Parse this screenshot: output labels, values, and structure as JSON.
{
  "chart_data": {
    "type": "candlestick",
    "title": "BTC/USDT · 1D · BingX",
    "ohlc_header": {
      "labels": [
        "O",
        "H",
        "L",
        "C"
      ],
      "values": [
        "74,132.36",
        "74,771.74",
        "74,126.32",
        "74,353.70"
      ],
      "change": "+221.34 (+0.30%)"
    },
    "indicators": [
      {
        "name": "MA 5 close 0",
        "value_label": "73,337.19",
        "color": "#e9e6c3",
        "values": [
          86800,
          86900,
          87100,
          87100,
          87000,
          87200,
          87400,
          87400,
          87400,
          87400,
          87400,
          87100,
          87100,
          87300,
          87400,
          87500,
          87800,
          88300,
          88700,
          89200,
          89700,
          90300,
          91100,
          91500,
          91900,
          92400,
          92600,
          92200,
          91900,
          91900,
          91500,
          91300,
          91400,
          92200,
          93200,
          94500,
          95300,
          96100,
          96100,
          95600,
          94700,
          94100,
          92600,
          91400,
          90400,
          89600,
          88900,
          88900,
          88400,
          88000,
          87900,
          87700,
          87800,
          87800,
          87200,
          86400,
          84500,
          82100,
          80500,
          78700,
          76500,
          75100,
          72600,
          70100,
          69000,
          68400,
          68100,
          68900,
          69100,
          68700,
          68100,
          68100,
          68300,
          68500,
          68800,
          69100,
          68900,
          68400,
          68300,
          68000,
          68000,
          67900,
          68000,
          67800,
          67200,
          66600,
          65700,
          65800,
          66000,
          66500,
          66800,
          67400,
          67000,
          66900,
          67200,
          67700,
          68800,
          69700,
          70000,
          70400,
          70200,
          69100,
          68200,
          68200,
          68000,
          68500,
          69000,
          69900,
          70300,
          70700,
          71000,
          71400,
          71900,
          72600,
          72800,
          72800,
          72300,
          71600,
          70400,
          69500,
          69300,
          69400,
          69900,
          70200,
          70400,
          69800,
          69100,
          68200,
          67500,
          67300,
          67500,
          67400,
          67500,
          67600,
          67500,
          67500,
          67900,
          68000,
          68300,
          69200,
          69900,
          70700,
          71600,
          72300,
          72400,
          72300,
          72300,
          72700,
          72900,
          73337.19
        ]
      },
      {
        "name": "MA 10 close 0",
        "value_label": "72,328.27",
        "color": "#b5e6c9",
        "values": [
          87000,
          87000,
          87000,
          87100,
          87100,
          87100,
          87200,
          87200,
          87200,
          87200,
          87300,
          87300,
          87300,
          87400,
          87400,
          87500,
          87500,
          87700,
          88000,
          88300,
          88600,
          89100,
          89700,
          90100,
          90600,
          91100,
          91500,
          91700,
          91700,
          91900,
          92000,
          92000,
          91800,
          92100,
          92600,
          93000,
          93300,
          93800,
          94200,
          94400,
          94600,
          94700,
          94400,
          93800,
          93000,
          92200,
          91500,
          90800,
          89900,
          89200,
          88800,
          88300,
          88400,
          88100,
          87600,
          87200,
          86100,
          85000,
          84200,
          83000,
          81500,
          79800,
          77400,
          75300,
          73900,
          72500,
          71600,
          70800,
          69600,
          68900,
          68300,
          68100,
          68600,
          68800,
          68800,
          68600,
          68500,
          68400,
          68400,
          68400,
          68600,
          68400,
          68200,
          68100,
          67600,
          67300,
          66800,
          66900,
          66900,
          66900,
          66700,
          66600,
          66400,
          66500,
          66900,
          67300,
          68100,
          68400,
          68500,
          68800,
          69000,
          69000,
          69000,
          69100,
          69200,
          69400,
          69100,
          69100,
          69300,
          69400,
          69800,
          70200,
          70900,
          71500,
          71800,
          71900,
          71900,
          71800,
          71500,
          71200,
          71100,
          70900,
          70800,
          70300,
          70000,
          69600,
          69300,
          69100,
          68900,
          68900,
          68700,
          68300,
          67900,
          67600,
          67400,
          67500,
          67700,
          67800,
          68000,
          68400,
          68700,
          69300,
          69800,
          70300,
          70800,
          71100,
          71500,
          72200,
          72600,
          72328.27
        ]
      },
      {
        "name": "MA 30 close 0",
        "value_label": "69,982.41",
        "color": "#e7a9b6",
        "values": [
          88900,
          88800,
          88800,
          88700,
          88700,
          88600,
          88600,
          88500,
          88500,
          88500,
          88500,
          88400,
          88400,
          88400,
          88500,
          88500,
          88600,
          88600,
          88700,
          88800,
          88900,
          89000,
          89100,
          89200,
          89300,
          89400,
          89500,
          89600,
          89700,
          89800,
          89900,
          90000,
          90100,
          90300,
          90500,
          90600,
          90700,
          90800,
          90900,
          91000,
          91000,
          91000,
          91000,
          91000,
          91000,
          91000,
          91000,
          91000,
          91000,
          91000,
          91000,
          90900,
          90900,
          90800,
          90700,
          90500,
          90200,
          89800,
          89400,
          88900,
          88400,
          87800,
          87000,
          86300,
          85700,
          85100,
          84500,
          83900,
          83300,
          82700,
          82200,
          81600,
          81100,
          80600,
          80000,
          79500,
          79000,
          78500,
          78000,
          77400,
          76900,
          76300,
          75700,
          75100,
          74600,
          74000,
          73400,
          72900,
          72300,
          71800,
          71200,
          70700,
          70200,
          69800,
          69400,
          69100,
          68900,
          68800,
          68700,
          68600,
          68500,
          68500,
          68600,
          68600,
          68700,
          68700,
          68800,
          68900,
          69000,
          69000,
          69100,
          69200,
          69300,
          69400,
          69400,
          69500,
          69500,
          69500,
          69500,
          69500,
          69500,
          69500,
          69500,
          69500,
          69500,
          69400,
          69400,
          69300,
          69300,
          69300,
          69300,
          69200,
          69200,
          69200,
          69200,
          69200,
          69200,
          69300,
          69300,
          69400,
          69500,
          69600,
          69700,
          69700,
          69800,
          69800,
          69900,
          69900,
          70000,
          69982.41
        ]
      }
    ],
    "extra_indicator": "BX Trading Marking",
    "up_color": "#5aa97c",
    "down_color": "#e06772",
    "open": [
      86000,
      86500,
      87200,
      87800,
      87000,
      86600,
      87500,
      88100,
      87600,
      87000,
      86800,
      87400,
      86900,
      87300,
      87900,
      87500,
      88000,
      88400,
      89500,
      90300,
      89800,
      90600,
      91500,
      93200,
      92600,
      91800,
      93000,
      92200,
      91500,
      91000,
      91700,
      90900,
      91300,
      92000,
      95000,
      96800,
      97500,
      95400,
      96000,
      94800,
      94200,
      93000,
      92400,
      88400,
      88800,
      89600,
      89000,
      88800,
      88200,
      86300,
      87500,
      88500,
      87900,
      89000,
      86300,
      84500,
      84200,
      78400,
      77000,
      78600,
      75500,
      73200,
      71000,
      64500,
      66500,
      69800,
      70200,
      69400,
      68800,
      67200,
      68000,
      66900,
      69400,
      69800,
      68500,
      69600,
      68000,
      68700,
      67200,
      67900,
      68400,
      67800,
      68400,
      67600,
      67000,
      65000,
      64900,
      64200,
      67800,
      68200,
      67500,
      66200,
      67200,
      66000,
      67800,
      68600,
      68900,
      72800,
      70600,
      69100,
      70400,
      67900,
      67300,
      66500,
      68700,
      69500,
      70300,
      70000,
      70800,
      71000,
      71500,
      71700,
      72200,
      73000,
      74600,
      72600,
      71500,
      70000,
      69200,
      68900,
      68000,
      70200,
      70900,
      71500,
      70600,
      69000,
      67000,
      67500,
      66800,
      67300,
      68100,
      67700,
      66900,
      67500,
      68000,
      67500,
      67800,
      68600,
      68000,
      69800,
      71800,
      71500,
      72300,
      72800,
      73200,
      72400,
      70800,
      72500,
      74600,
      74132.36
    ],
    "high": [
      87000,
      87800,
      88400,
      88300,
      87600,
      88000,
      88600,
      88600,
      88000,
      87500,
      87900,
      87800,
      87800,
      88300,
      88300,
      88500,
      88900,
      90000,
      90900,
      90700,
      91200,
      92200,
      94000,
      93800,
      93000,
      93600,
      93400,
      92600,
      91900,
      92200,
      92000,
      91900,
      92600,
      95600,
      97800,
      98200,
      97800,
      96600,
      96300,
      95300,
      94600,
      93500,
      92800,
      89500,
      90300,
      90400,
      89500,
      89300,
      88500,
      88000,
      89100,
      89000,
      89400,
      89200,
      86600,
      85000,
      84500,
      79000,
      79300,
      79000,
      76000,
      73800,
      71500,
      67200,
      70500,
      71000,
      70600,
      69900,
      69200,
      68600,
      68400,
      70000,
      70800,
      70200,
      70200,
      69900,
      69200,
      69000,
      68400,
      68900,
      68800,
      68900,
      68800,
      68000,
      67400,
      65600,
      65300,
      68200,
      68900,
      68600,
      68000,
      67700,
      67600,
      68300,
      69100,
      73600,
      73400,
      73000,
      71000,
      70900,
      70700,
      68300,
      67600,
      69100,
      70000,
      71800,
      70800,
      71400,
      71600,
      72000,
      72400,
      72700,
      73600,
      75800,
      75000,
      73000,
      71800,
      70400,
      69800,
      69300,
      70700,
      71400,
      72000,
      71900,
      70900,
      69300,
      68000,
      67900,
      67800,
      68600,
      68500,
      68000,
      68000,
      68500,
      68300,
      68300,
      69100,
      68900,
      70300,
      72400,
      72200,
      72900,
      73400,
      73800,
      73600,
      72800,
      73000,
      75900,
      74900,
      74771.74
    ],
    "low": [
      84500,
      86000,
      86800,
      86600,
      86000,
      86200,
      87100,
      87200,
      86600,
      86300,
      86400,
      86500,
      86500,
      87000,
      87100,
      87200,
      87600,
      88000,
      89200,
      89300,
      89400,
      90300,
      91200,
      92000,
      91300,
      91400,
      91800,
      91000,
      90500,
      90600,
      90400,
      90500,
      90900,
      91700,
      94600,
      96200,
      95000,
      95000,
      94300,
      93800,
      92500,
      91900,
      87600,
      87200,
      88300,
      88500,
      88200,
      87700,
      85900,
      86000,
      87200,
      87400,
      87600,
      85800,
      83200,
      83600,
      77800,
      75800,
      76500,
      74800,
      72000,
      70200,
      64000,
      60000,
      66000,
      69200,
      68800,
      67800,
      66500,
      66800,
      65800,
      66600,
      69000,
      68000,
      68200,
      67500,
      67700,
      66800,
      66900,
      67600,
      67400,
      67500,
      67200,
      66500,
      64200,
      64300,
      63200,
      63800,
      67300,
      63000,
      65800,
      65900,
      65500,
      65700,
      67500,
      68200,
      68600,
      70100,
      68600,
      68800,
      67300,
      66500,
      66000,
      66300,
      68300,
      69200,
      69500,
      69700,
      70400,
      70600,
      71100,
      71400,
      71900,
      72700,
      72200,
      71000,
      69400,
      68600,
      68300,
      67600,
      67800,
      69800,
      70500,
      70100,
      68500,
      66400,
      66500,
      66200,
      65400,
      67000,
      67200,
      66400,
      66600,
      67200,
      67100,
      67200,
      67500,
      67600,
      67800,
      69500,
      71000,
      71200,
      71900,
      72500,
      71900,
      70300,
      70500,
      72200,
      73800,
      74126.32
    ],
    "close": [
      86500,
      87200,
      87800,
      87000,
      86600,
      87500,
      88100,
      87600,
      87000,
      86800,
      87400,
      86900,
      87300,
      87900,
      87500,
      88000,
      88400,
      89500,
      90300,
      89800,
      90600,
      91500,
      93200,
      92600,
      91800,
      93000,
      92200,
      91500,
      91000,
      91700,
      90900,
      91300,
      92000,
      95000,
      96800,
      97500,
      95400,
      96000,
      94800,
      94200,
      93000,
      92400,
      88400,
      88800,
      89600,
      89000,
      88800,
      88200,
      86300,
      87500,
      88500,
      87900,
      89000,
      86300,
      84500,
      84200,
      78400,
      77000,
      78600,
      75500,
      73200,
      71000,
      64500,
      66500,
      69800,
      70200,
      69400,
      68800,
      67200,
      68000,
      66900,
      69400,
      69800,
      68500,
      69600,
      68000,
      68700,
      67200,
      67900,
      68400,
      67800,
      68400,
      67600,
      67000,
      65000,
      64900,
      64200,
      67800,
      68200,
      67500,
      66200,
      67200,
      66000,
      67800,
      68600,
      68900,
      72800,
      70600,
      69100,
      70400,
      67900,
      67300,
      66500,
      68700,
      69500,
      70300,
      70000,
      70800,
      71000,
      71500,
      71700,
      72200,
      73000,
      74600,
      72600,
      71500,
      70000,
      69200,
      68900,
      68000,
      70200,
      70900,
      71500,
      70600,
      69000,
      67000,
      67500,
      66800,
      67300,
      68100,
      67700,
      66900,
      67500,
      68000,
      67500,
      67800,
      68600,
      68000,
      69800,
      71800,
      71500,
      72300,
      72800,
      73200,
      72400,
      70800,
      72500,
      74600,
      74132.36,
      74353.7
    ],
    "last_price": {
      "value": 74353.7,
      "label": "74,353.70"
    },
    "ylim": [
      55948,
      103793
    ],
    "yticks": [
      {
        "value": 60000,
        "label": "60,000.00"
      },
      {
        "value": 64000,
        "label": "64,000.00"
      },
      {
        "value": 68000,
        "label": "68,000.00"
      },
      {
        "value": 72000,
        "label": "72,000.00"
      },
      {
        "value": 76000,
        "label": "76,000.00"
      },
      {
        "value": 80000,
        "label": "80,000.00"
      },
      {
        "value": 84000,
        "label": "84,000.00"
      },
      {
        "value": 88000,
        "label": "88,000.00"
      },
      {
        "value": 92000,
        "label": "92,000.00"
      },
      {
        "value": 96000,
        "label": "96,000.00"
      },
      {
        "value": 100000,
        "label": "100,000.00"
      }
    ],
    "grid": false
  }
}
==================================================
Exercise description >>
Copy every line of the records above that holds the word "name".

The output >>
        "name": "MA 5 close 0",
        "name": "MA 10 close 0",
        "name": "MA 30 close 0",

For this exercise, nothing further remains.